A very early decision to be made is whether a product is indeed considered an ATMP. Regulatory bodies have published decision trees which may be used to determine whether a particular product is considered an ATMP or not. Important criteria for a product being considered an ATMP include: whether the product includes cells or tissues, whether these were substantially manipulated, whether regenerative potential is ascribed to the product, whether it includes live cells or tissues and whether its main functions are either pharmacological, metabolic or immunological. Additional criteria includes whether products contain recombinant nucleic acids or APIs manipulating the activity of a nucleic acid once applied to humans, and whether their activities are directly related to this nucleic acid or its expression products.

Official classification can be obtained from the Committee for Advanced Therapies (CAT). For this to occur, CAT offers advice and forms, and requires the assessment of the manufacturer itself on the nature of the product. Importantly, it is bound to provide answers within 60 days of submission; this does not, however, preclude additional questions for the manufacturer which may add to the time frame. The potential scope of scientific advice offered by EMA is by no means limited to the above and may extend to pre- and clinical stage development issues such as potential orphan drug status.

ATMP Certification Procedure

EMEA offers a service to small and medium sized enterprises (SMEs) referred to as ‘certification’. This is intended to provide manufacturers with an official review of quality data as well as preclinical data if available. While all data will have to be included in later submissions and the certification procedure is not legally binding, it is likely to foster dialogue with the agency and to obtain a plausible ‘stamp of approval’ for work done thus far – quite possibly a valuable tool for companies in demonstrating to third parties such as investors that progress has been made and has been reviewed by an independent agency. EMA provides an initial time line of 90 days for issuing such certifications – this period may increase if site visits and further questions are deemed necessary.

__Task goal__: From the ATMP text, reproduce the stretch from "Official classification can" through "orphan drug status.".

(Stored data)
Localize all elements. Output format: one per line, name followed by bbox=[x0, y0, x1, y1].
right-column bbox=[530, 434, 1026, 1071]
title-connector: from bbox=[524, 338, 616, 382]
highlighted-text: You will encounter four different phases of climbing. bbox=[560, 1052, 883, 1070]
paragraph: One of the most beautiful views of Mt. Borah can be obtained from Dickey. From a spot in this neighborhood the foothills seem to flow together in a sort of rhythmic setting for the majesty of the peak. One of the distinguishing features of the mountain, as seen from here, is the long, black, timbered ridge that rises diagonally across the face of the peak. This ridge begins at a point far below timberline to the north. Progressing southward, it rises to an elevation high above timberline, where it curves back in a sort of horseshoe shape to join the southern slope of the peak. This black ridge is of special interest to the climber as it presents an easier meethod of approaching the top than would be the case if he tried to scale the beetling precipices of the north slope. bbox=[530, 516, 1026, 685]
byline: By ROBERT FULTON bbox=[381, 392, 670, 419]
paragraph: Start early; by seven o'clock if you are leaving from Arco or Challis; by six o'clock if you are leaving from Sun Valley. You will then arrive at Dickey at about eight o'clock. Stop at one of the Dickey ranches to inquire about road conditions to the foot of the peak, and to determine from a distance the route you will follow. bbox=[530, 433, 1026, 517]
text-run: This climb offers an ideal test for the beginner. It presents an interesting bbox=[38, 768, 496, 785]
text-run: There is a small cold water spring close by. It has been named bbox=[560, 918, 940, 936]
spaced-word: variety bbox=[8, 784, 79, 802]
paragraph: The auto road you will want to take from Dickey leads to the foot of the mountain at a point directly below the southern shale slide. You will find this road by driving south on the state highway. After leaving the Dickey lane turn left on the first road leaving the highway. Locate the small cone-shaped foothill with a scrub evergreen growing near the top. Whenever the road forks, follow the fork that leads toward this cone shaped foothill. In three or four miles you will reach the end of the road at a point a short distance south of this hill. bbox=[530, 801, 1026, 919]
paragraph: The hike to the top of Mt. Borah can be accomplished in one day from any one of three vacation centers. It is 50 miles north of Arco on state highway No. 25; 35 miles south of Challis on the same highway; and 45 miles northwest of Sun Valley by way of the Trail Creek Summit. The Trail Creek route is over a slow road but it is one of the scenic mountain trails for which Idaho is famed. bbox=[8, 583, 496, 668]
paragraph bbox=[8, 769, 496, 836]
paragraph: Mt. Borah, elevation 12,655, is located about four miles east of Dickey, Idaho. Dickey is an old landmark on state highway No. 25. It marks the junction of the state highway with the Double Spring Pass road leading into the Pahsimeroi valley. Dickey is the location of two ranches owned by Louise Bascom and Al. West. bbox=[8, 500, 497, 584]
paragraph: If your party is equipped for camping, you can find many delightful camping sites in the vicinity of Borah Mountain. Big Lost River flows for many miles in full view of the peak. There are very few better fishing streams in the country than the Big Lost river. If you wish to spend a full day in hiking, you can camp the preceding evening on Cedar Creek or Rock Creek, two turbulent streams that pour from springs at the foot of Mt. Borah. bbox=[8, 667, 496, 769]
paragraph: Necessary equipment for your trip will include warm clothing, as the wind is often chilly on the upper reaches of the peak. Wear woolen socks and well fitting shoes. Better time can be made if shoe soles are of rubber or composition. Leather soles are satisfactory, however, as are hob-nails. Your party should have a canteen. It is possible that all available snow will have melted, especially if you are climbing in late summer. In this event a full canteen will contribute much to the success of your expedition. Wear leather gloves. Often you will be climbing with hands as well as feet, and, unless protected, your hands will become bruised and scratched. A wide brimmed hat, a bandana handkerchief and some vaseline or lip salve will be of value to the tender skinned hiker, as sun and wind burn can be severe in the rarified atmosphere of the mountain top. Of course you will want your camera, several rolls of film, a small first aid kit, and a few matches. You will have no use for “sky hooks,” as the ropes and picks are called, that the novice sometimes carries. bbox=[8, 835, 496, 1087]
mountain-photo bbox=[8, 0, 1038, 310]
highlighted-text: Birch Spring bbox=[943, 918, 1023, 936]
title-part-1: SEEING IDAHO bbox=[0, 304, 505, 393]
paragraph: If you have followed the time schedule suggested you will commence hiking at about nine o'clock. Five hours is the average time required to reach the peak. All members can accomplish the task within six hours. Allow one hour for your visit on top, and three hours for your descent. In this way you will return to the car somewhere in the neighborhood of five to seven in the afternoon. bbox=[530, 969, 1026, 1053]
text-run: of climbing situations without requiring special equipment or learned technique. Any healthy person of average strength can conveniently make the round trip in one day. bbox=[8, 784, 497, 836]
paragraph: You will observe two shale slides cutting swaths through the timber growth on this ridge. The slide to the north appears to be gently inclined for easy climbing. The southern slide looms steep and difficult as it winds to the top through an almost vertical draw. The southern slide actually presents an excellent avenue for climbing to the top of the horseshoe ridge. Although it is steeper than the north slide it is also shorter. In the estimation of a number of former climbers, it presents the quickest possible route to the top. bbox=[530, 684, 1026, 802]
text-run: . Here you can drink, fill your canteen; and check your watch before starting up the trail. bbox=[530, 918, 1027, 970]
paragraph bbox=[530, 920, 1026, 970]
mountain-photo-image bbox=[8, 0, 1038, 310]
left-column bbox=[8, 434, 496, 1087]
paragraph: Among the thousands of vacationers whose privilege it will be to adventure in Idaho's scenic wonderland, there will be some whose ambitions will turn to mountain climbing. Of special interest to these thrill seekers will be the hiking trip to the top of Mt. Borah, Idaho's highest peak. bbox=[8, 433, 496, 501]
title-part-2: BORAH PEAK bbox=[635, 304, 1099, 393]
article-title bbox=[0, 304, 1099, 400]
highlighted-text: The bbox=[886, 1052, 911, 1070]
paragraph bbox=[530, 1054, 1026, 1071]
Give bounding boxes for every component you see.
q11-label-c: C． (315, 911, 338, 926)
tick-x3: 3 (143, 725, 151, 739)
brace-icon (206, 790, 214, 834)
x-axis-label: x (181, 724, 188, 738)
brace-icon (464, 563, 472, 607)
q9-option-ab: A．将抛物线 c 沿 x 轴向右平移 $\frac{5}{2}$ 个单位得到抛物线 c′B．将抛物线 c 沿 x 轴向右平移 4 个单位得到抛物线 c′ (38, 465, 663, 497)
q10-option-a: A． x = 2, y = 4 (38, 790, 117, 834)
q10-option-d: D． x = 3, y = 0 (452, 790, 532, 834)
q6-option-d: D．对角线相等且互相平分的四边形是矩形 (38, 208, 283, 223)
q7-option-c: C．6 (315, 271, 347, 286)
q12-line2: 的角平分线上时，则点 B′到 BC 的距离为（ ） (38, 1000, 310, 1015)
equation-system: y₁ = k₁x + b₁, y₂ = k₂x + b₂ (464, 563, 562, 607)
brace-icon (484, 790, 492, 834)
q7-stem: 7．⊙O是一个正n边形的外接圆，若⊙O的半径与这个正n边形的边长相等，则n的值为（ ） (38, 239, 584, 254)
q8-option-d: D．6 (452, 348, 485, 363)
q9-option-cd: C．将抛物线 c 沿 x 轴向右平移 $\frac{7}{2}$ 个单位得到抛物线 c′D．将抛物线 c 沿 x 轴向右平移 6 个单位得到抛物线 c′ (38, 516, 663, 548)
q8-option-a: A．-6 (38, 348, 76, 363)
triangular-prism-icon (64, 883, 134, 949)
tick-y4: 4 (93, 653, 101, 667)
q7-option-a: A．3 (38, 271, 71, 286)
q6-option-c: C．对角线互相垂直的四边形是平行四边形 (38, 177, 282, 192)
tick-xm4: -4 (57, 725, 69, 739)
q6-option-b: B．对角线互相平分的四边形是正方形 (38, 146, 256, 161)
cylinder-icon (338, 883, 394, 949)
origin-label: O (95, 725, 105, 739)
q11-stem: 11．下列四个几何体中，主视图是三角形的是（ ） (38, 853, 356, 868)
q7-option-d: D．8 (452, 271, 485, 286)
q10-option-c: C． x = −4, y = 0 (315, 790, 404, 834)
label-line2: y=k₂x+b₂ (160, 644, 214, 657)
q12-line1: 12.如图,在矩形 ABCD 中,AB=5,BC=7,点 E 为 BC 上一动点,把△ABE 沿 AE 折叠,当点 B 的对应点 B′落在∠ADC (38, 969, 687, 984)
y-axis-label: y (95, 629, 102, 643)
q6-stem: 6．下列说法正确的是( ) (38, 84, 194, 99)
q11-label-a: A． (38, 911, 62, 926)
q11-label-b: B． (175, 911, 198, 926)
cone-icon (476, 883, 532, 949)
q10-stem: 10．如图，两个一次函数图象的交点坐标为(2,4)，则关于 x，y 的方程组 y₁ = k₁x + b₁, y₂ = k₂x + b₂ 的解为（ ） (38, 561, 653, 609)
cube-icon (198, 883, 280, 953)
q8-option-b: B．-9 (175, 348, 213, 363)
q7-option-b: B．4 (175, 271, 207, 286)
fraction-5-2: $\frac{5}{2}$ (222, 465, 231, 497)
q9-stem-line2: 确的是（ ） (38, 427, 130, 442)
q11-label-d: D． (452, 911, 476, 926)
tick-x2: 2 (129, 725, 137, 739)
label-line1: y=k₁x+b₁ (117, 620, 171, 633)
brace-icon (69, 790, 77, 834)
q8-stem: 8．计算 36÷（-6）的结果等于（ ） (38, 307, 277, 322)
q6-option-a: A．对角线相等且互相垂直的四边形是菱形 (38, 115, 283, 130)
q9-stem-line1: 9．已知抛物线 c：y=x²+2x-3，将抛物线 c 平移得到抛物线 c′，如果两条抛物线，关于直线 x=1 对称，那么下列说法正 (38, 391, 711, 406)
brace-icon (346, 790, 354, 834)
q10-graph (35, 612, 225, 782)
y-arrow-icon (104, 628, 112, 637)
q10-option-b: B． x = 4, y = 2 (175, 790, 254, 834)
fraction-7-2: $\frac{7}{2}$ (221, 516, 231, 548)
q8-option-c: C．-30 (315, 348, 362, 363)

__Response area__:
Official classification can be obtained from the Committee for Advanced Therapies (CAT). For this to occur, CAT offers advice and forms, and requires the assessment of the manufacturer itself on the nature of the product. Importantly, it is bound to provide answers within 60 days of submission; this does not, however, preclude additional questions for the manufacturer which may add to the time frame. The potential scope of scientific advice offered by EMA is by no means limited to the above and may extend to pre- and clinical stage development issues such as potential orphan drug status.